### Rows
══════════════════════════════

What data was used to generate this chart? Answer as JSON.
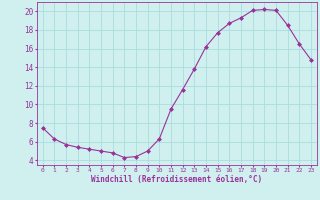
{
  "x": [
    0,
    1,
    2,
    3,
    4,
    5,
    6,
    7,
    8,
    9,
    10,
    11,
    12,
    13,
    14,
    15,
    16,
    17,
    18,
    19,
    20,
    21,
    22,
    23
  ],
  "y": [
    7.5,
    6.3,
    5.7,
    5.4,
    5.2,
    5.0,
    4.8,
    4.3,
    4.4,
    5.0,
    6.3,
    9.5,
    11.6,
    13.8,
    16.2,
    17.7,
    18.7,
    19.3,
    20.1,
    20.2,
    20.1,
    18.5,
    16.5,
    14.8
  ],
  "line_color": "#993399",
  "marker": "D",
  "marker_size": 2,
  "bg_color": "#d0efef",
  "grid_color": "#aadddd",
  "xlabel": "Windchill (Refroidissement éolien,°C)",
  "xlabel_color": "#993399",
  "ylabel_ticks": [
    4,
    6,
    8,
    10,
    12,
    14,
    16,
    18,
    20
  ],
  "xlim": [
    -0.5,
    23.5
  ],
  "ylim": [
    3.5,
    21.0
  ],
  "xticks": [
    0,
    1,
    2,
    3,
    4,
    5,
    6,
    7,
    8,
    9,
    10,
    11,
    12,
    13,
    14,
    15,
    16,
    17,
    18,
    19,
    20,
    21,
    22,
    23
  ],
  "tick_color": "#993399"
}
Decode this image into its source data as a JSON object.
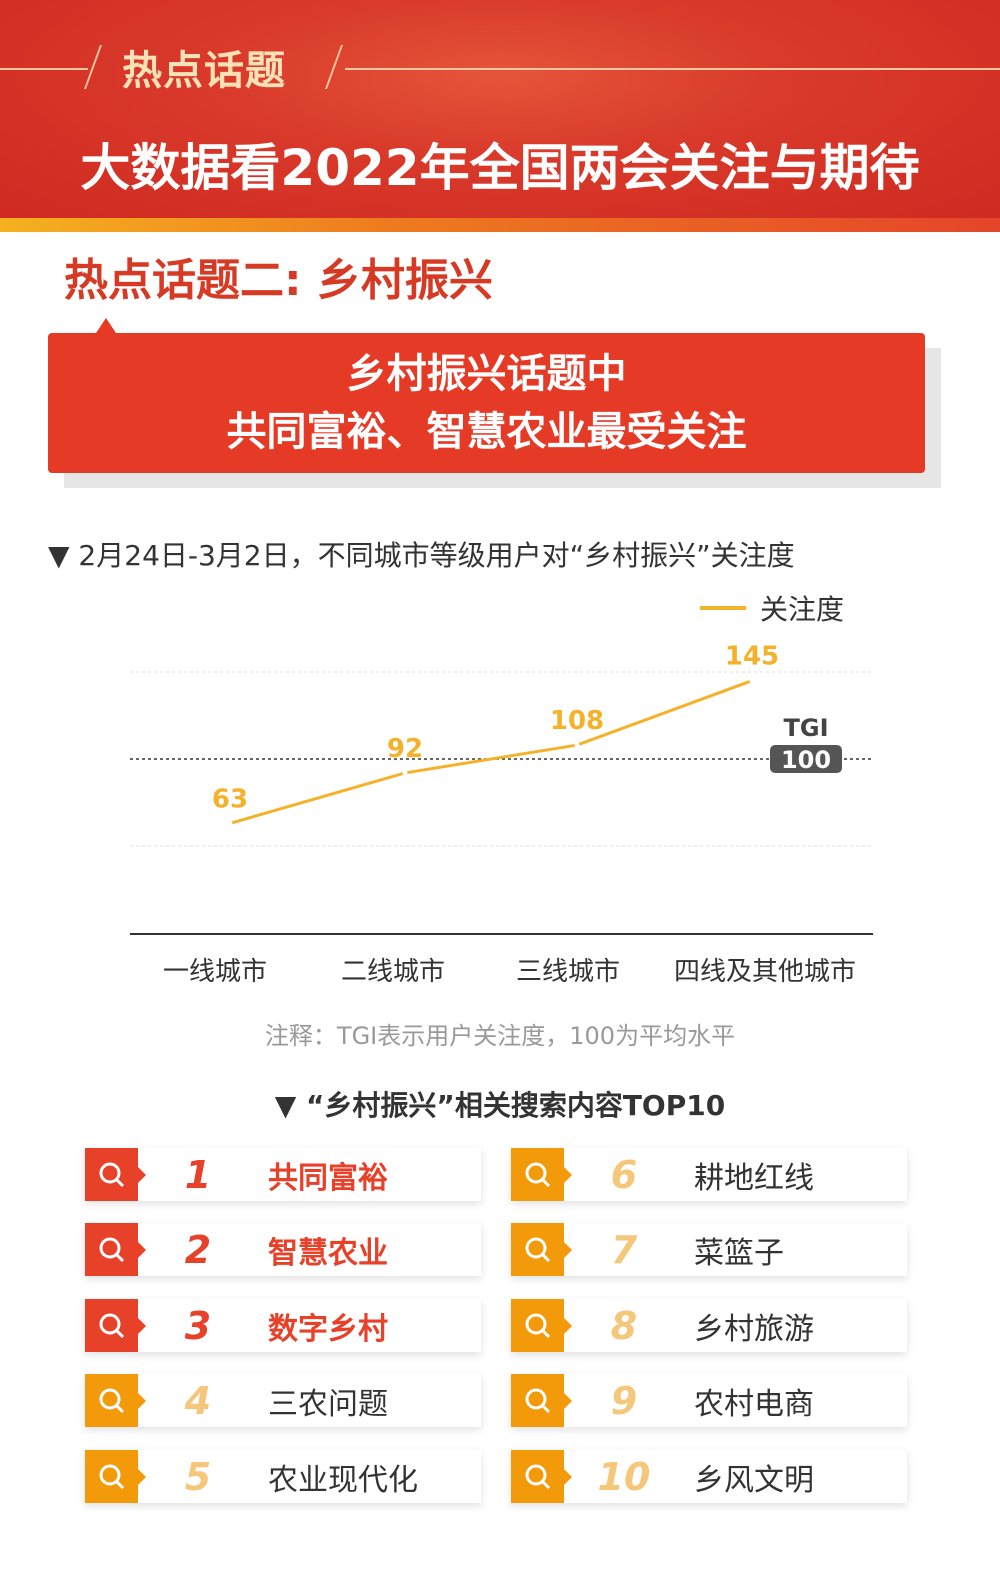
{
  "header": {
    "kicker": "热点话题",
    "title": "大数据看2022年全国两会关注与期待"
  },
  "subhead": "热点话题二: 乡村振兴",
  "callout": {
    "line1": "乡村振兴话题中",
    "line2": "共同富裕、智慧农业最受关注"
  },
  "chart_section": {
    "title": "▼ 2月24日-3月2日，不同城市等级用户对“乡村振兴”关注度",
    "note": "注释：TGI表示用户关注度，100为平均水平"
  },
  "chart_data": {
    "type": "line",
    "categories": [
      "一线城市",
      "二线城市",
      "三线城市",
      "四线及其他城市"
    ],
    "series": [
      {
        "name": "关注度",
        "values": [
          63,
          92,
          108,
          145
        ],
        "color": "#f4b22a"
      }
    ],
    "reference_line": {
      "label": "TGI",
      "value": 100
    },
    "ylim": [
      50,
      150
    ],
    "grid": true,
    "legend": "top-right"
  },
  "top10": {
    "title": "▼ “乡村振兴”相关搜索内容TOP10",
    "items": [
      {
        "rank": "1",
        "label": "共同富裕"
      },
      {
        "rank": "2",
        "label": "智慧农业"
      },
      {
        "rank": "3",
        "label": "数字乡村"
      },
      {
        "rank": "4",
        "label": "三农问题"
      },
      {
        "rank": "5",
        "label": "农业现代化"
      },
      {
        "rank": "6",
        "label": "耕地红线"
      },
      {
        "rank": "7",
        "label": "菜篮子"
      },
      {
        "rank": "8",
        "label": "乡村旅游"
      },
      {
        "rank": "9",
        "label": "农村电商"
      },
      {
        "rank": "10",
        "label": "乡风文明"
      }
    ],
    "colors": {
      "top": "#e8412a",
      "rest": "#f29a0a",
      "rest_number": "#f5c77a"
    }
  }
}
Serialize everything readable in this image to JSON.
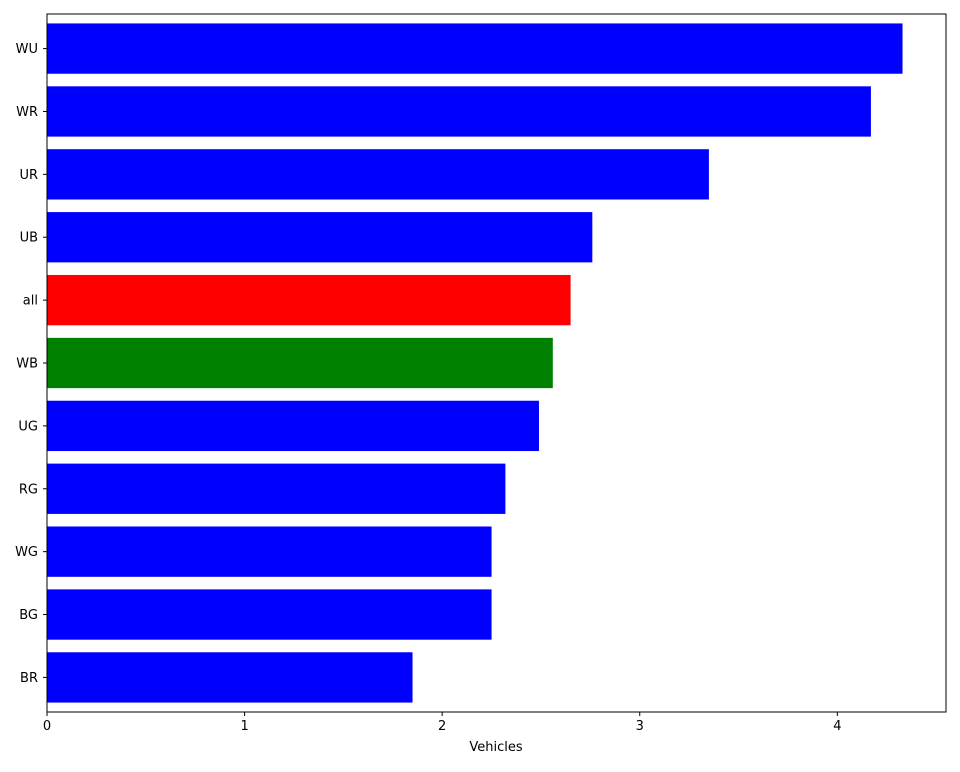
{
  "chart_data": {
    "type": "bar",
    "orientation": "horizontal",
    "title": "",
    "xlabel": "Vehicles",
    "ylabel": "",
    "xlim": [
      0,
      4.55
    ],
    "xticks": [
      0,
      1,
      2,
      3,
      4
    ],
    "grid": false,
    "legend": "none",
    "categories": [
      "WU",
      "WR",
      "UR",
      "UB",
      "all",
      "WB",
      "UG",
      "RG",
      "WG",
      "BG",
      "BR"
    ],
    "values": [
      4.33,
      4.17,
      3.35,
      2.76,
      2.65,
      2.56,
      2.49,
      2.32,
      2.25,
      2.25,
      1.85
    ],
    "colors": [
      "#0000ff",
      "#0000ff",
      "#0000ff",
      "#0000ff",
      "#ff0000",
      "#008000",
      "#0000ff",
      "#0000ff",
      "#0000ff",
      "#0000ff",
      "#0000ff"
    ]
  }
}
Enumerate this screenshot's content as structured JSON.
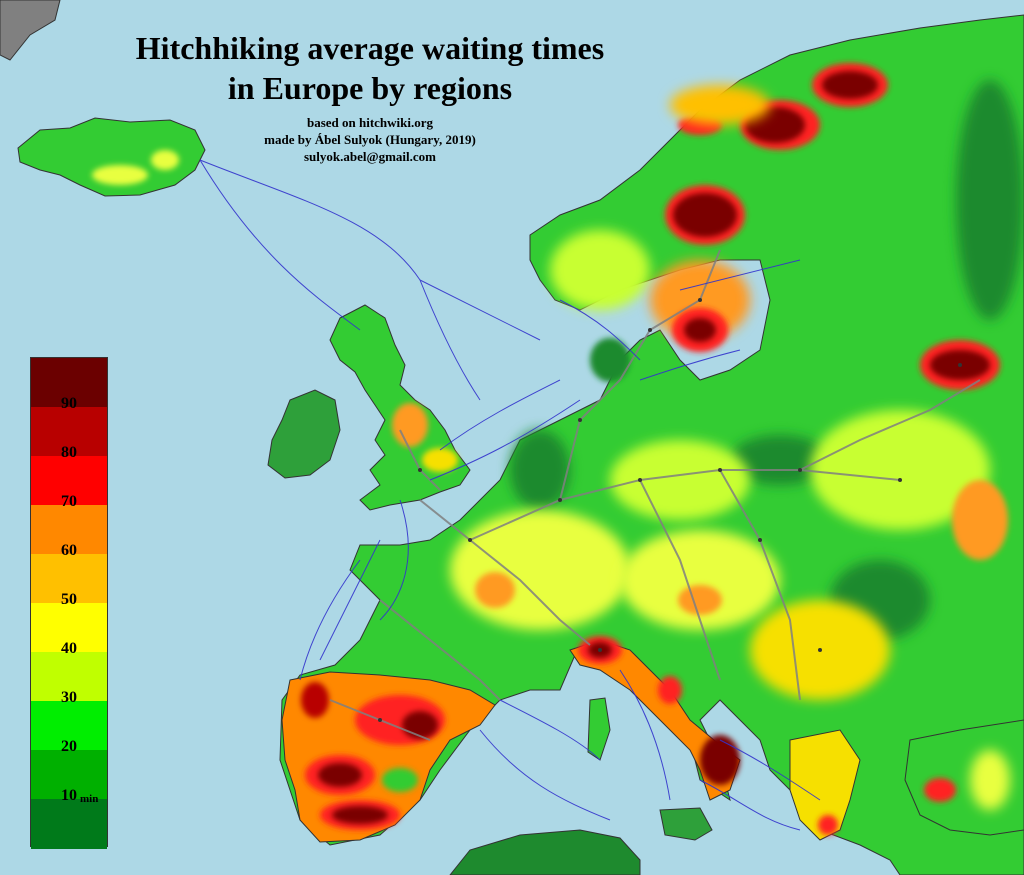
{
  "title_line1": "Hitchhiking average waiting times",
  "title_line2": "in Europe by regions",
  "credit_source": "based on hitchwiki.org",
  "credit_author": "made by Ábel Sulyok (Hungary, 2019)",
  "credit_email": "sulyok.abel@gmail.com",
  "legend": {
    "unit": "min",
    "labels": [
      "90",
      "80",
      "70",
      "60",
      "50",
      "40",
      "30",
      "20",
      "10"
    ],
    "colors": [
      "#6b0000",
      "#b80000",
      "#ff0000",
      "#ff8800",
      "#ffc000",
      "#ffff00",
      "#c0ff00",
      "#00ee00",
      "#00b000",
      "#007a1a"
    ]
  },
  "colors": {
    "sea": "#add8e6",
    "land_low": "#2e9a3a",
    "land_mid": "#33cc33",
    "ferry_lines": "#3333cc",
    "roads": "#808080"
  }
}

══════════════════════════════

### Goal of the exercise
From the listing above, collect every line that mentions the word "JSON".

### Exercise response
What data was used to generate this chart? Answer as JSON.
Decode this image into its source data as a JSON object.
Serialize everything readable in this image to JSON.
Enumerate this screenshot's content as structured JSON.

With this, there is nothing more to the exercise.